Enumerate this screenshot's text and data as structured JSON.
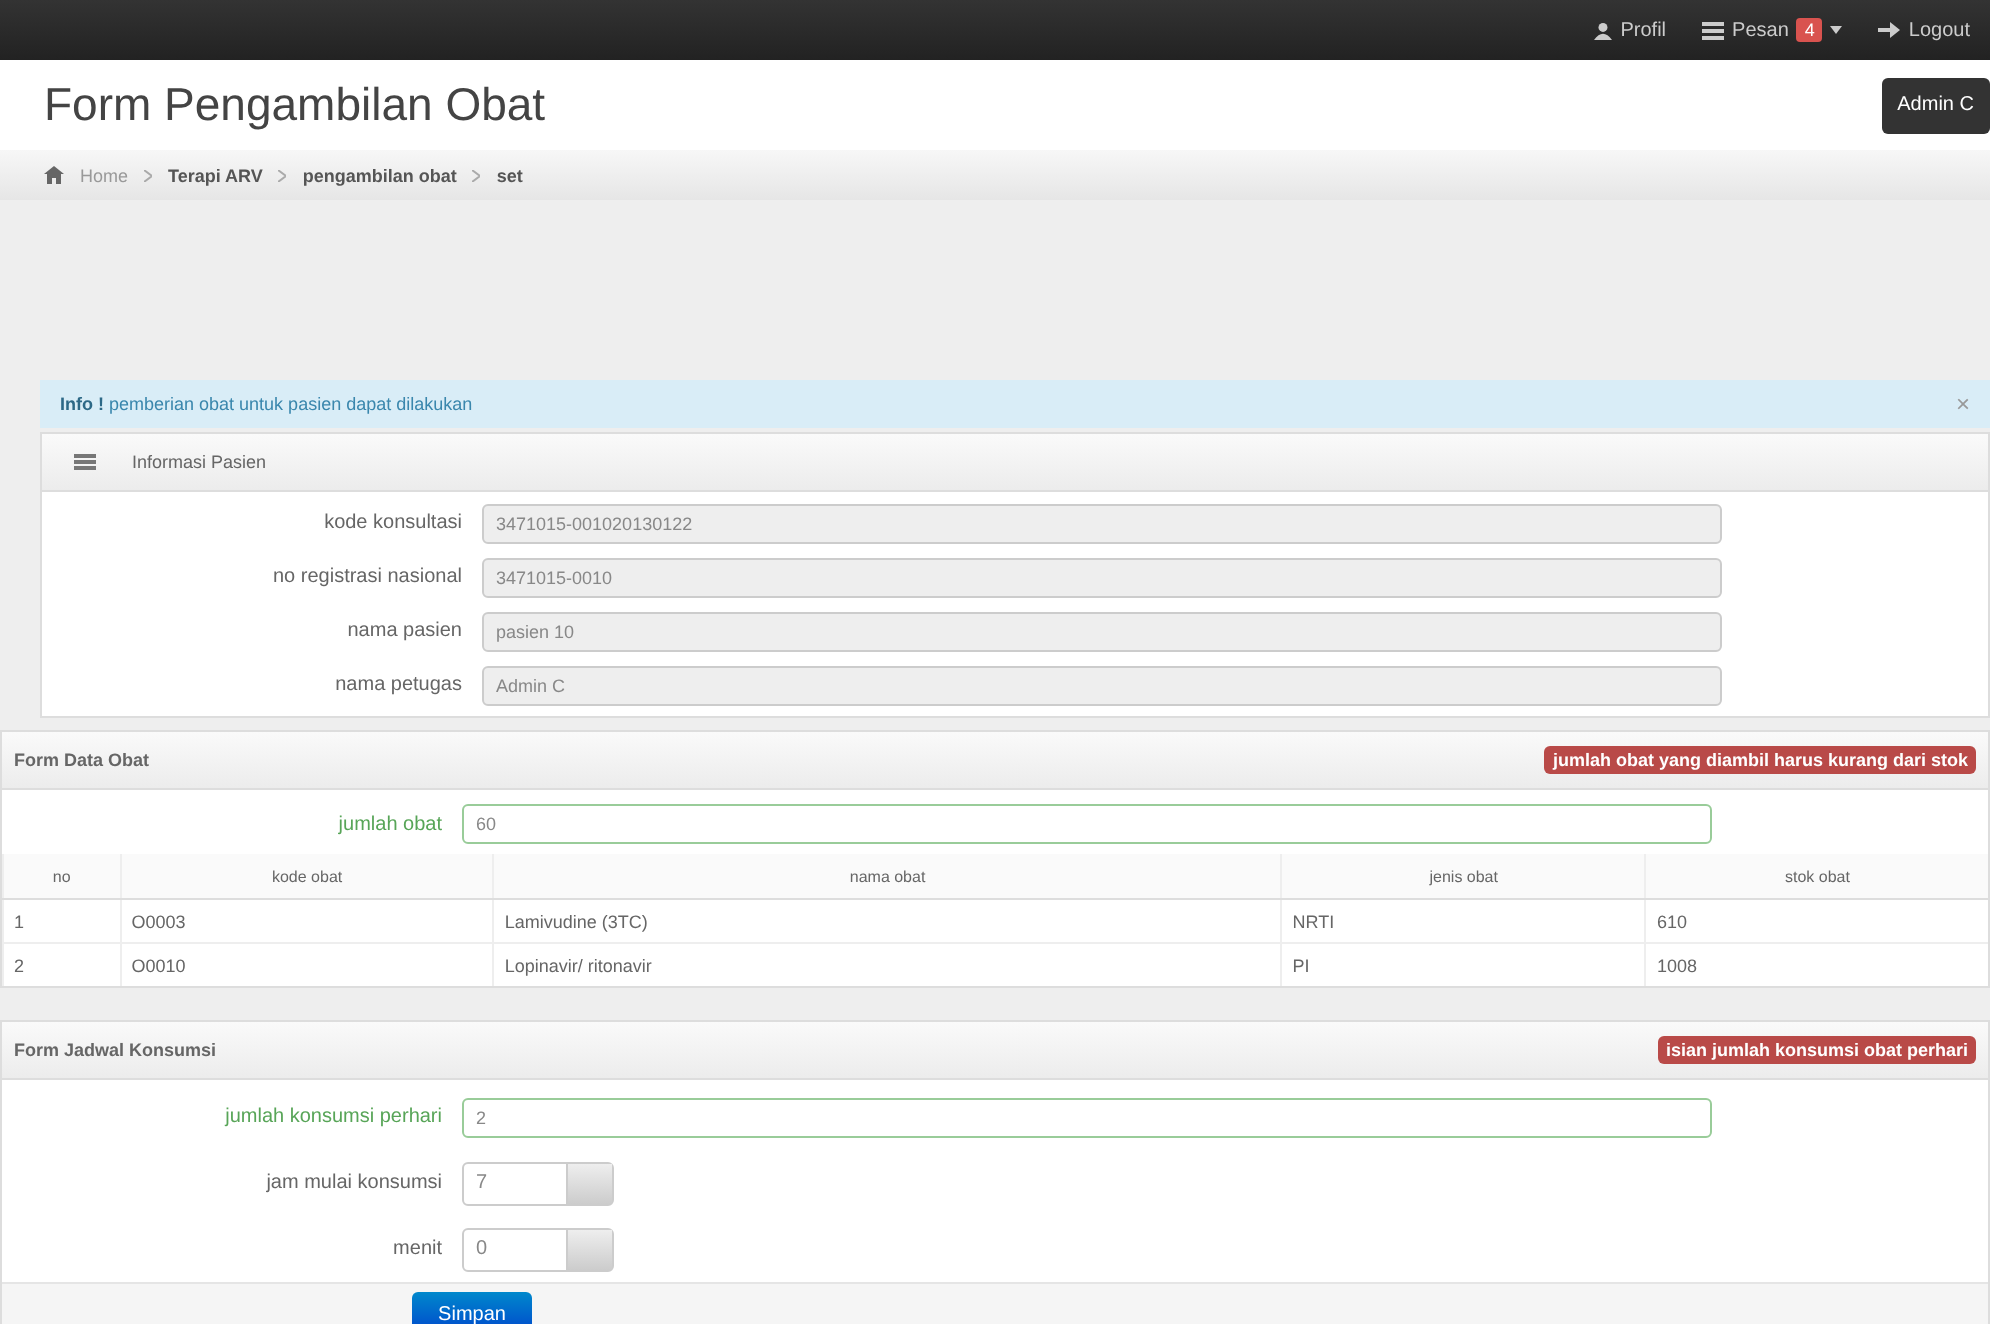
{
  "top_nav": [
    {
      "label": "Profil"
    },
    {
      "label": "Pesan",
      "badge": "4"
    },
    {
      "label": "Logout"
    }
  ],
  "page": {
    "title": "Form Pengambilan Obat",
    "user_button": "Admin C"
  },
  "breadcrumb": [
    "Home",
    "Terapi ARV",
    "pengambilan obat",
    "set"
  ],
  "alert": {
    "strong": "Info !",
    "message": "pemberian obat untuk pasien dapat dilakukan",
    "close": "×"
  },
  "patient_panel": {
    "title": "Informasi Pasien",
    "fields": [
      {
        "label": "kode konsultasi",
        "value": "3471015-001020130122",
        "kind": "readonly",
        "valid": false
      },
      {
        "label": "no registrasi nasional",
        "value": "3471015-0010",
        "kind": "readonly",
        "valid": false
      },
      {
        "label": "nama pasien",
        "value": "pasien 10",
        "kind": "readonly",
        "valid": false
      },
      {
        "label": "nama petugas",
        "value": "Admin C",
        "kind": "readonly",
        "valid": false
      }
    ]
  },
  "drug_panel": {
    "title": "Form Data Obat",
    "badge": "jumlah obat yang diambil harus kurang dari stok",
    "fields": [
      {
        "label": "jumlah obat",
        "value": "60",
        "kind": "input",
        "valid": true
      }
    ],
    "table": {
      "columns": [
        "no",
        "kode obat",
        "nama obat",
        "jenis obat",
        "stok obat"
      ],
      "rows": [
        [
          "1",
          "O0003",
          "Lamivudine (3TC)",
          "NRTI",
          "610"
        ],
        [
          "2",
          "O0010",
          "Lopinavir/ ritonavir",
          "PI",
          "1008"
        ]
      ]
    }
  },
  "schedule_panel": {
    "title": "Form Jadwal Konsumsi",
    "badge": "isian jumlah konsumsi obat perhari",
    "fields": [
      {
        "label": "jumlah konsumsi perhari",
        "value": "2",
        "kind": "input",
        "valid": true
      },
      {
        "label": "jam mulai konsumsi",
        "value": "7",
        "kind": "select",
        "valid": false
      },
      {
        "label": "menit",
        "value": "0",
        "kind": "select",
        "valid": false
      }
    ],
    "submit": "Simpan"
  }
}
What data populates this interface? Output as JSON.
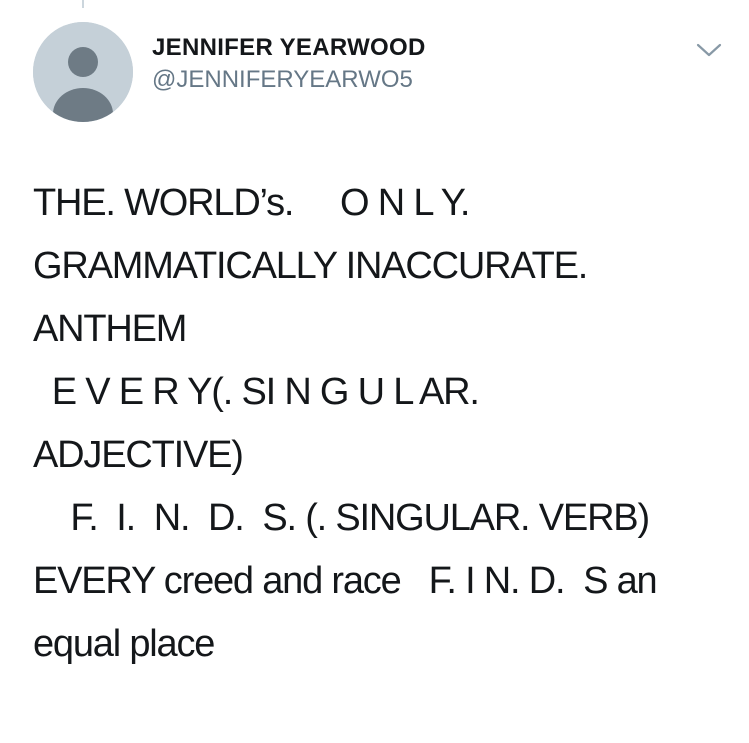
{
  "tweet": {
    "author": {
      "display_name": "JENNIFER YEARWOOD",
      "handle": "@JENNIFERYEARWO5",
      "avatar_icon": "default-profile-avatar-icon"
    },
    "menu_icon": "chevron-down-icon",
    "text_lines": [
      "THE. WORLD’s.     O N L Y.",
      "GRAMMATICALLY INACCURATE.",
      "ANTHEM",
      "  E V E R Y(. SI N G U L AR.",
      "ADJECTIVE)",
      "    F.  I.  N.  D.  S. (. SINGULAR. VERB)",
      "EVERY creed and race   F. I N. D.  S an",
      "equal place"
    ]
  },
  "colors": {
    "text_primary": "#14171a",
    "text_secondary": "#657786",
    "avatar_bg": "#c5d0d8",
    "avatar_fg": "#6e7b85"
  }
}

----------------------------------------

Goal of the exercise: Copy the lines from the entries above in which the word "label" appears.

Reply to the task:
      "label": "Profil"
      "label": "Pesan",
      "label": "Logout"
        "label": "kode konsultasi",
        "label": "no registrasi nasional",
        "label": "nama pasien",
        "label": "nama petugas",
        "label": "jumlah obat",
        "label": "jumlah konsumsi perhari",
        "label": "jam mulai konsumsi",
        "label": "menit",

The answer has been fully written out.